▶ _Task description_: Return the records that follow unaltered. Omit every picture.

>> Begin Dataset

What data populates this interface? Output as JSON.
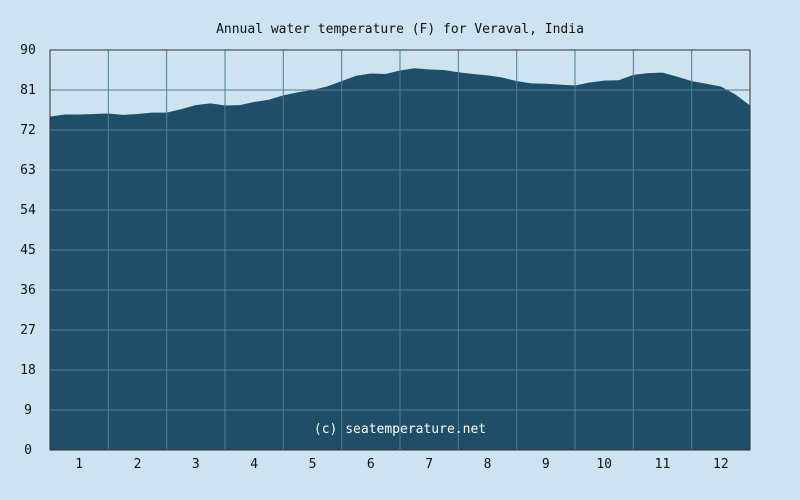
{
  "chart_data": {
    "type": "area",
    "title": "Annual water temperature (F) for Veraval, India",
    "credit": "(c) seatemperature.net",
    "xlabel": "",
    "ylabel": "",
    "ylim": [
      0,
      90
    ],
    "y_ticks": [
      0,
      9,
      18,
      27,
      36,
      45,
      54,
      63,
      72,
      81,
      90
    ],
    "x_ticks": [
      "1",
      "2",
      "3",
      "4",
      "5",
      "6",
      "7",
      "8",
      "9",
      "10",
      "11",
      "12"
    ],
    "grid": true,
    "x": [
      0,
      0.25,
      0.5,
      0.75,
      1.0,
      1.25,
      1.5,
      1.75,
      2.0,
      2.25,
      2.5,
      2.75,
      3.0,
      3.25,
      3.5,
      3.75,
      4.0,
      4.25,
      4.5,
      4.75,
      5.0,
      5.25,
      5.5,
      5.75,
      6.0,
      6.25,
      6.5,
      6.75,
      7.0,
      7.25,
      7.5,
      7.75,
      8.0,
      8.25,
      8.5,
      8.75,
      9.0,
      9.25,
      9.5,
      9.75,
      10.0,
      10.25,
      10.5,
      10.75,
      11.0,
      11.25,
      11.5,
      11.75,
      12.0
    ],
    "values": [
      75.0,
      75.5,
      75.5,
      75.6,
      75.7,
      75.4,
      75.6,
      75.9,
      75.9,
      76.7,
      77.6,
      78.0,
      77.5,
      77.6,
      78.3,
      78.8,
      79.8,
      80.5,
      81.0,
      81.8,
      83.0,
      84.2,
      84.7,
      84.6,
      85.4,
      85.9,
      85.6,
      85.5,
      85.0,
      84.6,
      84.3,
      83.8,
      83.0,
      82.5,
      82.4,
      82.2,
      82.0,
      82.7,
      83.1,
      83.2,
      84.4,
      84.8,
      84.9,
      84.0,
      83.0,
      82.4,
      81.8,
      80.0,
      77.5
    ]
  }
}
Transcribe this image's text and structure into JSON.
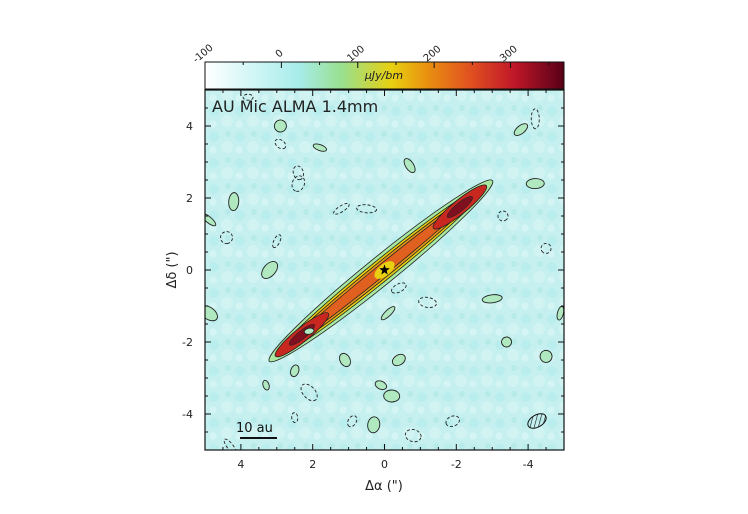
{
  "chart_data": {
    "type": "heatmap",
    "title": "AU Mic ALMA 1.4mm",
    "xlabel": "Δα (\")",
    "ylabel": "Δδ (\")",
    "xlim": [
      5,
      -5
    ],
    "ylim": [
      -5,
      5
    ],
    "x_ticks": [
      4,
      2,
      0,
      -2,
      -4
    ],
    "y_ticks": [
      4,
      2,
      0,
      -2,
      -4
    ],
    "colorbar": {
      "label": "μJy/bm",
      "range": [
        -100,
        370
      ],
      "ticks": [
        -100,
        0,
        100,
        200,
        300
      ],
      "colors": [
        "#ffffff",
        "#b8f0f0",
        "#98e090",
        "#f0c000",
        "#e07010",
        "#c81818",
        "#600018"
      ]
    },
    "disk": {
      "center": [
        0,
        0
      ],
      "position_angle_deg": 128,
      "peaks": [
        {
          "x": 2.3,
          "y": -1.8,
          "value": 320
        },
        {
          "x": -2.1,
          "y": 1.75,
          "value": 300
        }
      ]
    },
    "star": {
      "x": 0,
      "y": 0
    },
    "scale_bar": {
      "label": "10 au",
      "length_arcsec": 1.03
    },
    "beam": {
      "x": -4.2,
      "y": -4.2
    }
  }
}
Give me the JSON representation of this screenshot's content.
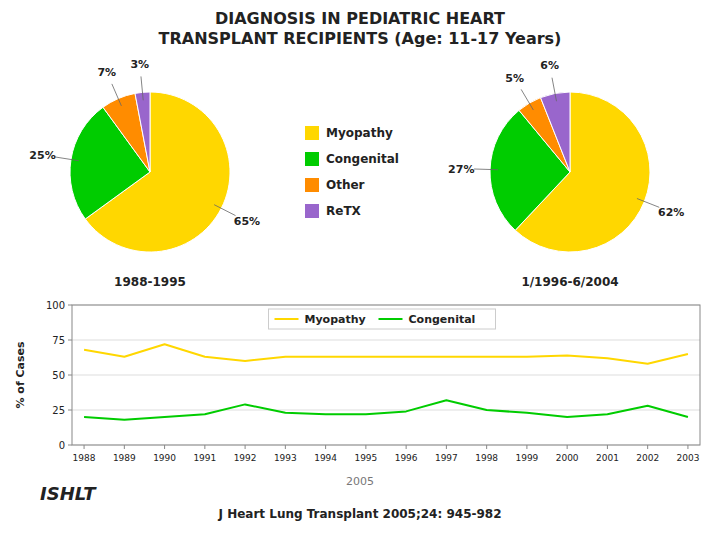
{
  "title": "DIAGNOSIS IN PEDIATRIC HEART",
  "subtitle": "TRANSPLANT RECIPIENTS (Age: 11-17 Years)",
  "annotations": [
    "ISHLT",
    "2005",
    "J Heart Lung Transplant 2005;24: 945-982"
  ],
  "chart_data": [
    {
      "type": "pie",
      "title": "1988-1995",
      "categories": [
        "Myopathy",
        "Congenital",
        "Other",
        "ReTX"
      ],
      "values": [
        65,
        25,
        7,
        3
      ],
      "value_labels": [
        "65%",
        "25%",
        "7%",
        "3%"
      ],
      "colors": [
        "#FFD700",
        "#00CC00",
        "#FF8C00",
        "#9966CC"
      ],
      "data_labels": true,
      "legend": "right"
    },
    {
      "type": "pie",
      "title": "1/1996-6/2004",
      "values": [
        62,
        27,
        5,
        6
      ],
      "value_labels": [
        "62%",
        "27%",
        "5%",
        "6%"
      ],
      "colors": [
        "#FFD700",
        "#00CC00",
        "#FF8C00",
        "#9966CC"
      ],
      "data_labels": true
    },
    {
      "type": "line",
      "x": [
        1988,
        1989,
        1990,
        1991,
        1992,
        1993,
        1994,
        1995,
        1996,
        1997,
        1998,
        1999,
        2000,
        2001,
        2002,
        2003
      ],
      "series": [
        {
          "name": "Myopathy",
          "color": "#FFD700",
          "values": [
            68,
            63,
            72,
            63,
            60,
            63,
            63,
            63,
            63,
            63,
            63,
            63,
            64,
            62,
            58,
            65
          ]
        },
        {
          "name": "Congenital",
          "color": "#00CC00",
          "values": [
            20,
            18,
            20,
            22,
            29,
            23,
            22,
            22,
            24,
            32,
            25,
            23,
            20,
            22,
            28,
            20
          ]
        }
      ],
      "ylabel": "% of Cases",
      "xlim": [
        1987.7,
        2003.3
      ],
      "xticks": [
        1988,
        1989,
        1990,
        1991,
        1992,
        1993,
        1994,
        1995,
        1996,
        1997,
        1998,
        1999,
        2000,
        2001,
        2002,
        2003
      ],
      "ylim": [
        0,
        100
      ],
      "yticks": [
        0,
        25,
        50,
        75,
        100
      ],
      "grid": true,
      "legend": "top"
    }
  ]
}
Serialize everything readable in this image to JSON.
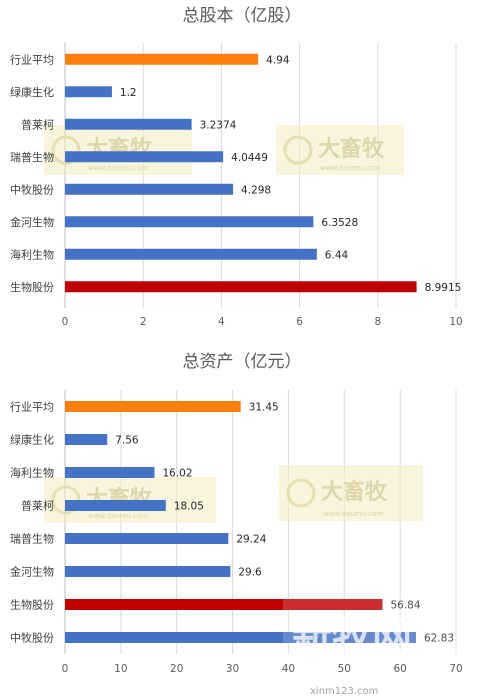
{
  "chart_data": [
    {
      "type": "bar",
      "orientation": "horizontal",
      "title": "总股本（亿股）",
      "categories": [
        "行业平均",
        "绿康生化",
        "普莱柯",
        "瑞普生物",
        "中牧股份",
        "金河生物",
        "海利生物",
        "生物股份"
      ],
      "values": [
        4.94,
        1.2,
        3.2374,
        4.0449,
        4.298,
        6.3528,
        6.44,
        8.9915
      ],
      "value_labels": [
        "4.94",
        "1.2",
        "3.2374",
        "4.0449",
        "4.298",
        "6.3528",
        "6.44",
        "8.9915"
      ],
      "colors": [
        "#ff7f0e",
        "#4472c4",
        "#4472c4",
        "#4472c4",
        "#4472c4",
        "#4472c4",
        "#4472c4",
        "#c00000"
      ],
      "xlim": [
        0,
        10
      ],
      "xticks": [
        0,
        2,
        4,
        6,
        8,
        10
      ],
      "grid": true,
      "legend": "none"
    },
    {
      "type": "bar",
      "orientation": "horizontal",
      "title": "总资产（亿元）",
      "categories": [
        "行业平均",
        "绿康生化",
        "海利生物",
        "普莱柯",
        "瑞普生物",
        "金河生物",
        "生物股份",
        "中牧股份"
      ],
      "values": [
        31.45,
        7.56,
        16.02,
        18.05,
        29.24,
        29.6,
        56.84,
        62.83
      ],
      "value_labels": [
        "31.45",
        "7.56",
        "16.02",
        "18.05",
        "29.24",
        "29.6",
        "56.84",
        "62.83"
      ],
      "colors": [
        "#ff7f0e",
        "#4472c4",
        "#4472c4",
        "#4472c4",
        "#4472c4",
        "#4472c4",
        "#c00000",
        "#4472c4"
      ],
      "xlim": [
        0,
        70
      ],
      "xticks": [
        0,
        10,
        20,
        30,
        40,
        50,
        60,
        70
      ],
      "grid": true,
      "legend": "none"
    }
  ],
  "watermarks": {
    "brand_cn": "大畜牧",
    "brand_url": "www.dxumu.com",
    "logo_text": "新牧网",
    "logo_url": "xinm123.com"
  }
}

>> End Dataset

▶ _Solution for this exercise_:
What data populates this interface? Output as JSON.
{
  "chart_data": {
    "type": "area",
    "title": "Annual water temperature (F) for Veraval, India",
    "credit": "(c) seatemperature.net",
    "xlabel": "",
    "ylabel": "",
    "ylim": [
      0,
      90
    ],
    "y_ticks": [
      0,
      9,
      18,
      27,
      36,
      45,
      54,
      63,
      72,
      81,
      90
    ],
    "x_ticks": [
      "1",
      "2",
      "3",
      "4",
      "5",
      "6",
      "7",
      "8",
      "9",
      "10",
      "11",
      "12"
    ],
    "grid": true,
    "x": [
      0,
      0.25,
      0.5,
      0.75,
      1.0,
      1.25,
      1.5,
      1.75,
      2.0,
      2.25,
      2.5,
      2.75,
      3.0,
      3.25,
      3.5,
      3.75,
      4.0,
      4.25,
      4.5,
      4.75,
      5.0,
      5.25,
      5.5,
      5.75,
      6.0,
      6.25,
      6.5,
      6.75,
      7.0,
      7.25,
      7.5,
      7.75,
      8.0,
      8.25,
      8.5,
      8.75,
      9.0,
      9.25,
      9.5,
      9.75,
      10.0,
      10.25,
      10.5,
      10.75,
      11.0,
      11.25,
      11.5,
      11.75,
      12.0
    ],
    "values": [
      75.0,
      75.5,
      75.5,
      75.6,
      75.7,
      75.4,
      75.6,
      75.9,
      75.9,
      76.7,
      77.6,
      78.0,
      77.5,
      77.6,
      78.3,
      78.8,
      79.8,
      80.5,
      81.0,
      81.8,
      83.0,
      84.2,
      84.7,
      84.6,
      85.4,
      85.9,
      85.6,
      85.5,
      85.0,
      84.6,
      84.3,
      83.8,
      83.0,
      82.5,
      82.4,
      82.2,
      82.0,
      82.7,
      83.1,
      83.2,
      84.4,
      84.8,
      84.9,
      84.0,
      83.0,
      82.4,
      81.8,
      80.0,
      77.5
    ]
  }
}
Transcribe this image's text and structure into JSON.
{
  "chart_data": {
    "type": "heatmap",
    "title": "AU Mic ALMA 1.4mm",
    "xlabel": "Δα (\")",
    "ylabel": "Δδ (\")",
    "xlim": [
      5,
      -5
    ],
    "ylim": [
      -5,
      5
    ],
    "x_ticks": [
      4,
      2,
      0,
      -2,
      -4
    ],
    "y_ticks": [
      4,
      2,
      0,
      -2,
      -4
    ],
    "colorbar": {
      "label": "μJy/bm",
      "range": [
        -100,
        370
      ],
      "ticks": [
        -100,
        0,
        100,
        200,
        300
      ],
      "colors": [
        "#ffffff",
        "#b8f0f0",
        "#98e090",
        "#f0c000",
        "#e07010",
        "#c81818",
        "#600018"
      ]
    },
    "disk": {
      "center": [
        0,
        0
      ],
      "position_angle_deg": 128,
      "peaks": [
        {
          "x": 2.3,
          "y": -1.8,
          "value": 320
        },
        {
          "x": -2.1,
          "y": 1.75,
          "value": 300
        }
      ]
    },
    "star": {
      "x": 0,
      "y": 0
    },
    "scale_bar": {
      "label": "10 au",
      "length_arcsec": 1.03
    },
    "beam": {
      "x": -4.2,
      "y": -4.2
    }
  }
}
Give me the JSON representation of this screenshot's content.
{
  "title": "DIAGNOSIS IN PEDIATRIC HEART",
  "subtitle": "TRANSPLANT RECIPIENTS (Age: 11-17 Years)",
  "annotations": [
    "ISHLT",
    "2005",
    "J Heart Lung Transplant 2005;24: 945-982"
  ],
  "chart_data": [
    {
      "type": "pie",
      "title": "1988-1995",
      "categories": [
        "Myopathy",
        "Congenital",
        "Other",
        "ReTX"
      ],
      "values": [
        65,
        25,
        7,
        3
      ],
      "value_labels": [
        "65%",
        "25%",
        "7%",
        "3%"
      ],
      "colors": [
        "#FFD700",
        "#00CC00",
        "#FF8C00",
        "#9966CC"
      ],
      "data_labels": true,
      "legend": "right"
    },
    {
      "type": "pie",
      "title": "1/1996-6/2004",
      "values": [
        62,
        27,
        5,
        6
      ],
      "value_labels": [
        "62%",
        "27%",
        "5%",
        "6%"
      ],
      "colors": [
        "#FFD700",
        "#00CC00",
        "#FF8C00",
        "#9966CC"
      ],
      "data_labels": true
    },
    {
      "type": "line",
      "x": [
        1988,
        1989,
        1990,
        1991,
        1992,
        1993,
        1994,
        1995,
        1996,
        1997,
        1998,
        1999,
        2000,
        2001,
        2002,
        2003
      ],
      "series": [
        {
          "name": "Myopathy",
          "color": "#FFD700",
          "values": [
            68,
            63,
            72,
            63,
            60,
            63,
            63,
            63,
            63,
            63,
            63,
            63,
            64,
            62,
            58,
            65
          ]
        },
        {
          "name": "Congenital",
          "color": "#00CC00",
          "values": [
            20,
            18,
            20,
            22,
            29,
            23,
            22,
            22,
            24,
            32,
            25,
            23,
            20,
            22,
            28,
            20
          ]
        }
      ],
      "ylabel": "% of Cases",
      "xlim": [
        1987.7,
        2003.3
      ],
      "xticks": [
        1988,
        1989,
        1990,
        1991,
        1992,
        1993,
        1994,
        1995,
        1996,
        1997,
        1998,
        1999,
        2000,
        2001,
        2002,
        2003
      ],
      "ylim": [
        0,
        100
      ],
      "yticks": [
        0,
        25,
        50,
        75,
        100
      ],
      "grid": true,
      "legend": "top"
    }
  ]
}
Serialize everything readable in this image to JSON.
{
  "chart_data": [
    {
      "type": "bar",
      "orientation": "horizontal",
      "title": "总股本（亿股）",
      "categories": [
        "行业平均",
        "绿康生化",
        "普莱柯",
        "瑞普生物",
        "中牧股份",
        "金河生物",
        "海利生物",
        "生物股份"
      ],
      "values": [
        4.94,
        1.2,
        3.2374,
        4.0449,
        4.298,
        6.3528,
        6.44,
        8.9915
      ],
      "value_labels": [
        "4.94",
        "1.2",
        "3.2374",
        "4.0449",
        "4.298",
        "6.3528",
        "6.44",
        "8.9915"
      ],
      "colors": [
        "#ff7f0e",
        "#4472c4",
        "#4472c4",
        "#4472c4",
        "#4472c4",
        "#4472c4",
        "#4472c4",
        "#c00000"
      ],
      "xlim": [
        0,
        10
      ],
      "xticks": [
        0,
        2,
        4,
        6,
        8,
        10
      ],
      "grid": true,
      "legend": "none"
    },
    {
      "type": "bar",
      "orientation": "horizontal",
      "title": "总资产（亿元）",
      "categories": [
        "行业平均",
        "绿康生化",
        "海利生物",
        "普莱柯",
        "瑞普生物",
        "金河生物",
        "生物股份",
        "中牧股份"
      ],
      "values": [
        31.45,
        7.56,
        16.02,
        18.05,
        29.24,
        29.6,
        56.84,
        62.83
      ],
      "value_labels": [
        "31.45",
        "7.56",
        "16.02",
        "18.05",
        "29.24",
        "29.6",
        "56.84",
        "62.83"
      ],
      "colors": [
        "#ff7f0e",
        "#4472c4",
        "#4472c4",
        "#4472c4",
        "#4472c4",
        "#4472c4",
        "#c00000",
        "#4472c4"
      ],
      "xlim": [
        0,
        70
      ],
      "xticks": [
        0,
        10,
        20,
        30,
        40,
        50,
        60,
        70
      ],
      "grid": true,
      "legend": "none"
    }
  ],
  "watermarks": {
    "brand_cn": "大畜牧",
    "brand_url": "www.dxumu.com",
    "logo_text": "新牧网",
    "logo_url": "xinm123.com"
  }
}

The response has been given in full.